▶ **Required work**: Print the lines from the start of the items through the line that contains "mute-icon <box>239 12 245 18</box>", including both ends.

Stored dataset items:
***
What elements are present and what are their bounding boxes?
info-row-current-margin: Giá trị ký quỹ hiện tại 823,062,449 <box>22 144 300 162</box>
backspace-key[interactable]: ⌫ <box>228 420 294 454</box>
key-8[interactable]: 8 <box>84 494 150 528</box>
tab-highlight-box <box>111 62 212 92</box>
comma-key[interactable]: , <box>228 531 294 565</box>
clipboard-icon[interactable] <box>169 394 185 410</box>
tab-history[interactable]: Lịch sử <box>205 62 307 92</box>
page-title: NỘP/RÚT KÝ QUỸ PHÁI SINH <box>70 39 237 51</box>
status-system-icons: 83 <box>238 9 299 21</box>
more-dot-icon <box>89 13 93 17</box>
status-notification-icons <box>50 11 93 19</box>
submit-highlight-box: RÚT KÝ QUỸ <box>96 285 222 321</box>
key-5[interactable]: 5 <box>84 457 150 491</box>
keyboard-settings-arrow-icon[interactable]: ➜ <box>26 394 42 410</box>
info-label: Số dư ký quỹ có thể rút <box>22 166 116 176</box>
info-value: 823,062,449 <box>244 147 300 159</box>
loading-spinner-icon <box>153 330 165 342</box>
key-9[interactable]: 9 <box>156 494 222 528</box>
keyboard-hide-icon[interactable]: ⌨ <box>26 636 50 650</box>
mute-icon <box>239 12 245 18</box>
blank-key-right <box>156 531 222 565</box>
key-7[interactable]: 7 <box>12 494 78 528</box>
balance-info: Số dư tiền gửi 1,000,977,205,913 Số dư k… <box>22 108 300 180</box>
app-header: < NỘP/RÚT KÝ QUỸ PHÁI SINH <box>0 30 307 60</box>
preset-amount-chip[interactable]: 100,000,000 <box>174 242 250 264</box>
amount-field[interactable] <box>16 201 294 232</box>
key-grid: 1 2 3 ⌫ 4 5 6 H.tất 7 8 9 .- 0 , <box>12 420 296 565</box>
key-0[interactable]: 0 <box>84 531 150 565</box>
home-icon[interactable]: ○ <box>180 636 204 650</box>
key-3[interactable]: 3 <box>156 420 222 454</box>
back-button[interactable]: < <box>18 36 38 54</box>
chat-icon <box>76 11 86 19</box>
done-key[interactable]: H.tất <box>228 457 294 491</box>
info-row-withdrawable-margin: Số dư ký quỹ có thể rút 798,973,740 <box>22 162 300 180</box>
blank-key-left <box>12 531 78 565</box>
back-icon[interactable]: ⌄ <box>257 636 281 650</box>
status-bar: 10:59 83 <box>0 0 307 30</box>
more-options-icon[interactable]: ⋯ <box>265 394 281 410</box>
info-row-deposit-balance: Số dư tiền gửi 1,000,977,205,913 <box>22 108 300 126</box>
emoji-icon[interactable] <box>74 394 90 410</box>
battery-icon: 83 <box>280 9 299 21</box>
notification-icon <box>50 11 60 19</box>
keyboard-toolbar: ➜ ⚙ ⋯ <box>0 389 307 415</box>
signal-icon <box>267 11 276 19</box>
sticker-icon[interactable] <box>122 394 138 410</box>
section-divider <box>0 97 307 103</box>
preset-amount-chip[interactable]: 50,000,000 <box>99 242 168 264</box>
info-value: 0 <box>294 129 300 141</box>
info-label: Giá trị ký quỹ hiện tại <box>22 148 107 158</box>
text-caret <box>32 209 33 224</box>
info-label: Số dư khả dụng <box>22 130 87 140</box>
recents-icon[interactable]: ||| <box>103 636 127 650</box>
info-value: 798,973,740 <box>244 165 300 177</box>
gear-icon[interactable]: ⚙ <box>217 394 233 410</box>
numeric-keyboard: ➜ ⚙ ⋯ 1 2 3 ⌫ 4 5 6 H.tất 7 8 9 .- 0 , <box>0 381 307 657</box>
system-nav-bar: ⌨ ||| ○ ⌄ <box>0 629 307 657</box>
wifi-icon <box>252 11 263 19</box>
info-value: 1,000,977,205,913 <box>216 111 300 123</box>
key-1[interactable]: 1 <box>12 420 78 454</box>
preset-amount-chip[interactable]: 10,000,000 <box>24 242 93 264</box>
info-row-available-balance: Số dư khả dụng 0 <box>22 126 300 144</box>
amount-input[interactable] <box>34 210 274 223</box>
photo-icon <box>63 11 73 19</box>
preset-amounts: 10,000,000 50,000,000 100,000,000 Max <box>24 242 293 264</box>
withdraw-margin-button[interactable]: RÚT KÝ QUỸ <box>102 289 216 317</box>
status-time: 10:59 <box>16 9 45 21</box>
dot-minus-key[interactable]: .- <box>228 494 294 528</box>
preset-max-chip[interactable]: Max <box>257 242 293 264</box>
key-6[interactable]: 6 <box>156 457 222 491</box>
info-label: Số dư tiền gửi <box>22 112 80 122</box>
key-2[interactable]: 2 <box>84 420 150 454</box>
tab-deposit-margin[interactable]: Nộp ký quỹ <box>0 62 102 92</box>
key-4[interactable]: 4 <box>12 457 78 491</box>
***
▶ **Response to the task**:
What elements are present and what are their bounding boxes?
info-row-current-margin: Giá trị ký quỹ hiện tại 823,062,449 <box>22 144 300 162</box>
backspace-key[interactable]: ⌫ <box>228 420 294 454</box>
key-8[interactable]: 8 <box>84 494 150 528</box>
tab-highlight-box <box>111 62 212 92</box>
comma-key[interactable]: , <box>228 531 294 565</box>
clipboard-icon[interactable] <box>169 394 185 410</box>
tab-history[interactable]: Lịch sử <box>205 62 307 92</box>
page-title: NỘP/RÚT KÝ QUỸ PHÁI SINH <box>70 39 237 51</box>
status-system-icons: 83 <box>238 9 299 21</box>
more-dot-icon <box>89 13 93 17</box>
status-notification-icons <box>50 11 93 19</box>
submit-highlight-box: RÚT KÝ QUỸ <box>96 285 222 321</box>
key-5[interactable]: 5 <box>84 457 150 491</box>
keyboard-settings-arrow-icon[interactable]: ➜ <box>26 394 42 410</box>
info-label: Số dư ký quỹ có thể rút <box>22 166 116 176</box>
info-value: 823,062,449 <box>244 147 300 159</box>
loading-spinner-icon <box>153 330 165 342</box>
key-9[interactable]: 9 <box>156 494 222 528</box>
keyboard-hide-icon[interactable]: ⌨ <box>26 636 50 650</box>
mute-icon <box>239 12 245 18</box>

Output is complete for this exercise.